• _RECORDS PROVIDED_:
################
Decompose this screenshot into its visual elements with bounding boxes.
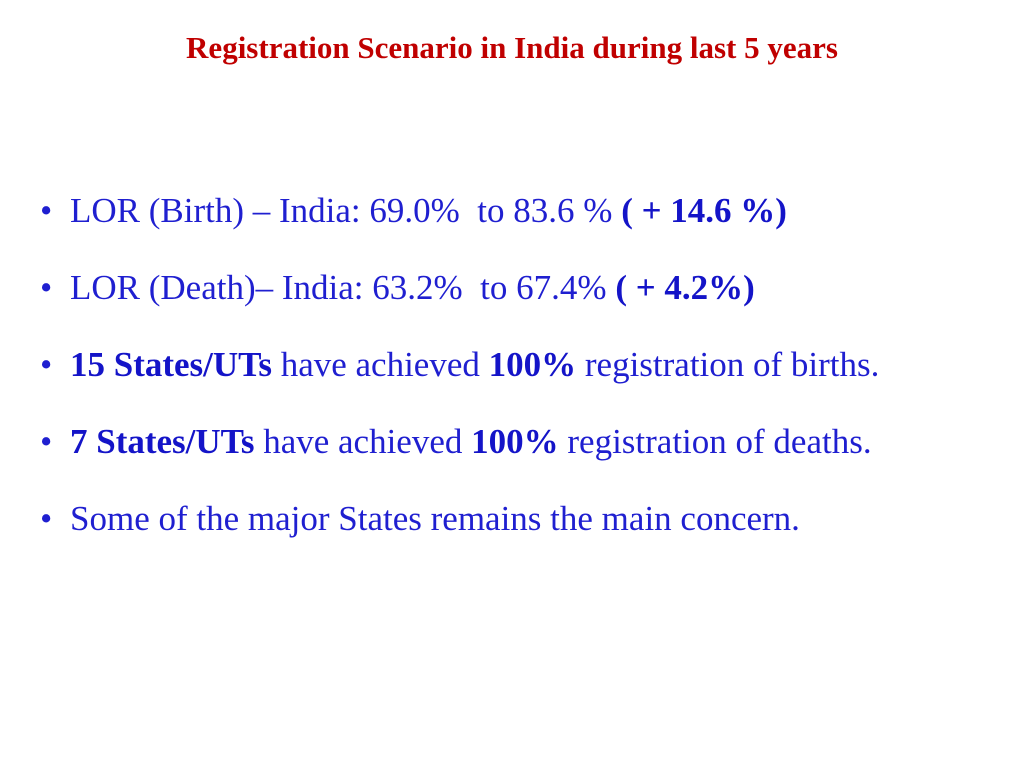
- bold-text: 100%: [488, 345, 577, 384]
- bold-text: 15 States/UTs: [70, 345, 272, 384]
- slide-title: Registration Scenario in India during la…: [186, 30, 838, 65]
- text: Some of the major States remains the mai…: [70, 499, 800, 538]
- bold-text: ( + 14.6 %): [621, 191, 787, 230]
- bold-text: 7 States/UTs: [70, 422, 255, 461]
- text: LOR (Death)– India: 63.2% to 67.4%: [70, 268, 607, 307]
- text: LOR (Birth) – India: 69.0% to 83.6 %: [70, 191, 613, 230]
- bold-text: 100%: [471, 422, 559, 461]
- text: have achieved: [263, 422, 463, 461]
- bullet: LOR (Birth) – India: 69.0% to 83.6 % ( +…: [40, 172, 985, 249]
- bullet: Some of the major States remains the mai…: [40, 480, 985, 557]
- bullet-list: LOR (Birth) – India: 69.0% to 83.6 % ( +…: [40, 172, 985, 557]
- text: registration of deaths.: [567, 422, 872, 461]
- bullet: LOR (Death)– India: 63.2% to 67.4% ( + 4…: [40, 249, 985, 326]
- text: have achieved: [280, 345, 480, 384]
- text: registration of births.: [584, 345, 880, 384]
- bullet: 7 States/UTs have achieved 100% registra…: [40, 403, 985, 480]
- bullet: 15 States/UTs have achieved 100% registr…: [40, 326, 985, 403]
- bold-text: ( + 4.2%): [615, 268, 755, 307]
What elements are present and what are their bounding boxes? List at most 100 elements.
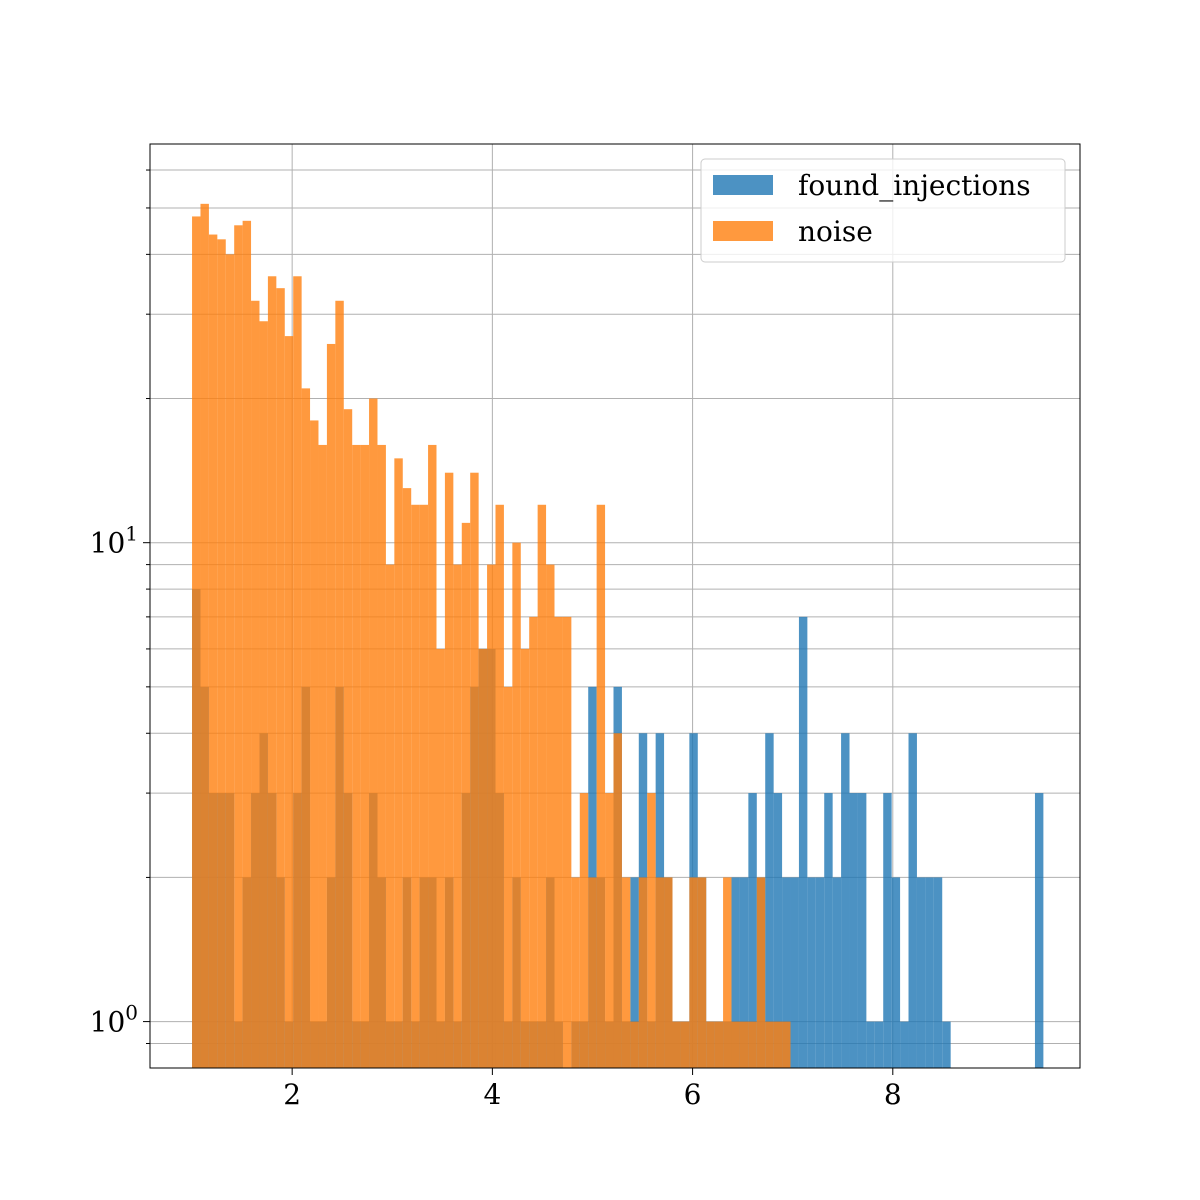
found-injections-bar	[866, 1021, 875, 1068]
noise-bar	[335, 300, 344, 1068]
x-tick-label: 8	[884, 1078, 902, 1111]
found-injections-bar	[748, 793, 757, 1068]
found-injections-bar	[942, 1021, 951, 1068]
noise-bar	[706, 1021, 715, 1068]
noise-bar	[554, 616, 563, 1068]
noise-bar	[562, 616, 572, 1068]
noise-bar	[765, 1021, 774, 1068]
noise-bar	[680, 1021, 690, 1068]
noise-bar	[782, 1021, 791, 1068]
noise-bar	[419, 504, 429, 1068]
noise-bar	[512, 542, 521, 1068]
noise-bar	[360, 444, 370, 1068]
noise-bar	[630, 1021, 639, 1068]
noise-bar	[773, 1021, 783, 1068]
found-injections-bar	[731, 877, 740, 1068]
noise-bar	[664, 877, 673, 1068]
noise-bar	[478, 648, 488, 1068]
found-injections-bar	[824, 793, 833, 1068]
noise-bar	[697, 877, 707, 1068]
noise-bar	[495, 504, 504, 1068]
noise-bar	[436, 648, 445, 1068]
noise-bar	[284, 336, 294, 1069]
noise-bar	[208, 234, 218, 1068]
noise-bar	[377, 444, 386, 1068]
noise-bar	[200, 203, 209, 1068]
noise-bar	[385, 564, 395, 1068]
legend-label-found-injections: found_injections	[798, 169, 1031, 202]
found-injections-bar	[841, 733, 850, 1068]
found-injections-bar	[908, 733, 917, 1068]
legend-label-noise: noise	[798, 215, 873, 248]
ticks: 2 4 6 8 100 101	[90, 169, 902, 1111]
found-injections-bar	[849, 793, 858, 1068]
plot-frame	[149, 143, 1081, 1069]
noise-bar	[394, 458, 403, 1068]
found-injections-bar	[807, 877, 816, 1068]
noise-bar	[756, 877, 766, 1068]
x-tick-label: 2	[283, 1078, 301, 1111]
noise-bar	[546, 564, 555, 1068]
found-injections-bar	[739, 877, 749, 1068]
found-injections-bar	[765, 733, 774, 1068]
noise-bar	[461, 522, 471, 1068]
noise-bar	[259, 321, 268, 1069]
noise-bar	[217, 239, 226, 1068]
legend-box	[700, 158, 1066, 263]
found-injections-bar	[933, 877, 943, 1068]
found-injections-bar	[782, 877, 791, 1068]
x-tick-label: 4	[483, 1078, 501, 1111]
noise-bar	[731, 1021, 740, 1068]
noise-bar	[672, 1021, 681, 1068]
legend-swatch-noise	[713, 221, 773, 241]
found-injections-bar	[832, 877, 842, 1068]
noise-bar	[613, 733, 622, 1068]
noise-bar	[444, 472, 454, 1068]
legend-swatch-found-injections	[713, 175, 773, 195]
noise-bar	[267, 276, 277, 1069]
noise-bar	[453, 564, 462, 1068]
noise-bar	[276, 288, 285, 1068]
noise-bar	[503, 686, 513, 1068]
noise-bar	[714, 1021, 724, 1068]
noise-bar	[369, 398, 378, 1068]
noise-bar	[588, 877, 597, 1068]
noise-bar	[470, 472, 479, 1068]
x-tick-label: 6	[684, 1078, 702, 1111]
noise-bar	[571, 877, 580, 1068]
noise-bar	[487, 564, 496, 1068]
found-injections-bar	[900, 1021, 909, 1068]
noise-bar	[748, 1021, 757, 1068]
noise-bar	[537, 504, 547, 1068]
found-injections-bar	[630, 877, 639, 1068]
found-injections-bar	[916, 877, 926, 1068]
y-tick-label: 101	[90, 522, 138, 560]
noise-bar	[411, 504, 420, 1068]
noise-bar	[655, 877, 665, 1068]
found-injections-bar	[815, 877, 825, 1068]
noise-bar	[723, 877, 732, 1068]
noise-bar	[343, 409, 353, 1068]
noise-bar	[579, 793, 589, 1068]
noise-bar	[251, 300, 260, 1068]
noise-bar	[301, 388, 311, 1068]
noise-bar	[310, 420, 319, 1068]
noise-bar	[689, 877, 698, 1068]
found-injections-bar	[874, 1021, 884, 1068]
found-injections-bar	[1034, 793, 1044, 1068]
noise-bar	[638, 877, 648, 1068]
bars	[192, 203, 1044, 1069]
noise-bar	[520, 648, 530, 1068]
noise-bar	[192, 216, 201, 1068]
noise-bar	[242, 220, 252, 1069]
noise-bar	[621, 877, 631, 1068]
noise-bar	[529, 616, 538, 1068]
found-injections-bar	[773, 793, 783, 1068]
noise-bar	[647, 793, 656, 1068]
found-injections-bar	[925, 877, 934, 1068]
noise-bar	[605, 793, 614, 1068]
noise-bar	[225, 254, 235, 1069]
noise-bar	[234, 225, 243, 1069]
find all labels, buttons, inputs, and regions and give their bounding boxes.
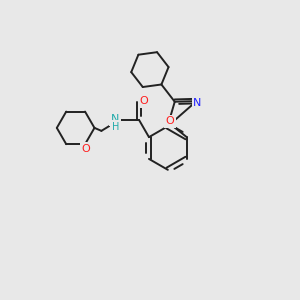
Text: N: N bbox=[111, 114, 119, 124]
Text: N: N bbox=[193, 98, 202, 108]
Text: O: O bbox=[166, 116, 175, 126]
Text: O: O bbox=[140, 96, 148, 106]
Text: O: O bbox=[82, 144, 90, 154]
Text: H: H bbox=[112, 122, 119, 132]
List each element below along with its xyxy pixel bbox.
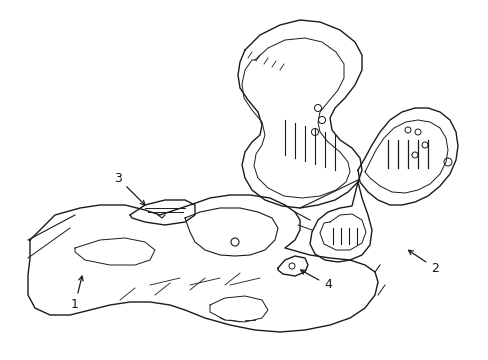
Text: 3: 3 — [114, 171, 145, 205]
Text: 4: 4 — [300, 270, 331, 292]
Text: 1: 1 — [71, 276, 83, 311]
Text: 2: 2 — [407, 250, 438, 274]
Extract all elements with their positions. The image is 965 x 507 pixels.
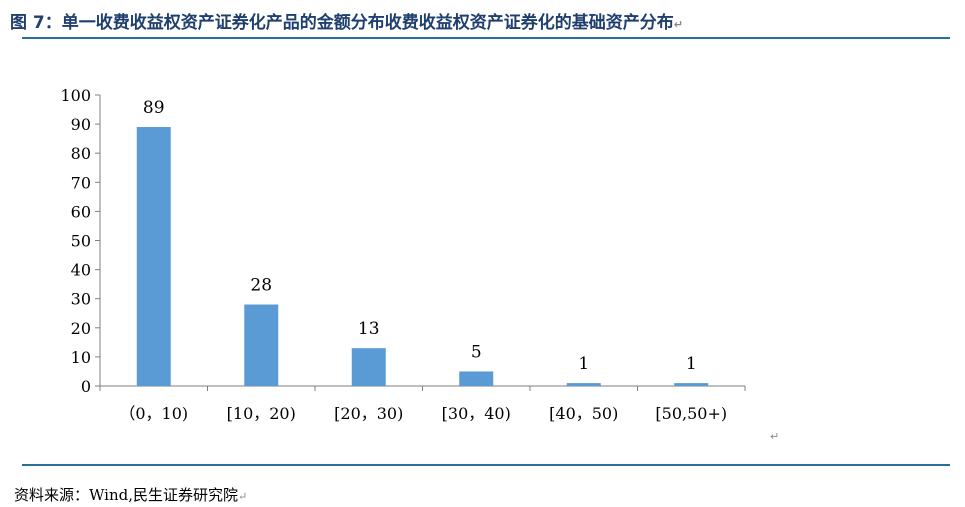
chart-title: 图 7：单一收费收益权资产证券化产品的金额分布收费收益权资产证券化的基础资产分布… — [10, 13, 683, 33]
data-label: 89 — [143, 98, 165, 118]
bar — [136, 127, 171, 386]
x-tick-label: [30，40) — [442, 404, 511, 423]
bar — [244, 304, 279, 386]
data-label: 1 — [578, 354, 589, 374]
y-tick-label: 40 — [71, 261, 91, 280]
x-tick-label: [20，30) — [334, 404, 403, 423]
bar — [459, 371, 494, 386]
bar — [351, 348, 386, 386]
x-tick-label: （0，10) — [119, 404, 188, 423]
y-tick-label: 80 — [71, 144, 91, 163]
y-tick-label: 20 — [71, 319, 91, 338]
return-mark: ↵ — [770, 430, 780, 443]
data-label: 13 — [358, 319, 380, 339]
y-tick-label: 90 — [71, 115, 91, 134]
bar — [566, 383, 601, 386]
y-tick-label: 70 — [71, 173, 91, 192]
x-tick-label: [50,50+) — [655, 404, 727, 423]
y-tick-label: 0 — [81, 377, 91, 396]
y-tick-label: 30 — [71, 290, 91, 309]
x-tick-label: [10，20) — [227, 404, 296, 423]
bottom-rule — [22, 464, 950, 466]
bar — [674, 383, 709, 386]
data-label: 28 — [250, 276, 272, 296]
y-tick-label: 60 — [71, 202, 91, 221]
data-label: 5 — [471, 342, 482, 362]
y-tick-label: 10 — [71, 348, 91, 367]
data-label: 1 — [686, 354, 697, 374]
y-tick-label: 100 — [60, 86, 91, 105]
source-note: 资料来源：Wind,民生证券研究院↵ — [14, 486, 248, 504]
x-tick-label: [40，50) — [549, 404, 618, 423]
y-tick-label: 50 — [71, 232, 91, 251]
top-rule — [22, 37, 950, 39]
################
Edit everything from the line containing "- bold-text: 100%: [488, 345, 577, 384]" down to the line containing "- bold-text: 7" by replacing "bold-text" with "emphasized-text", and leave everything else unchanged. Give back only those lines.

- emphasized-text: 100%: [488, 345, 577, 384]
- emphasized-text: 15 States/UTs: [70, 345, 272, 384]
- slide-title: Registration Scenario in India during la…: [186, 30, 838, 65]
- text: Some of the major States remains the mai…: [70, 499, 800, 538]
- emphasized-text: ( + 14.6 %): [621, 191, 787, 230]
- emphasized-text: 7 States/UTs: [70, 422, 255, 461]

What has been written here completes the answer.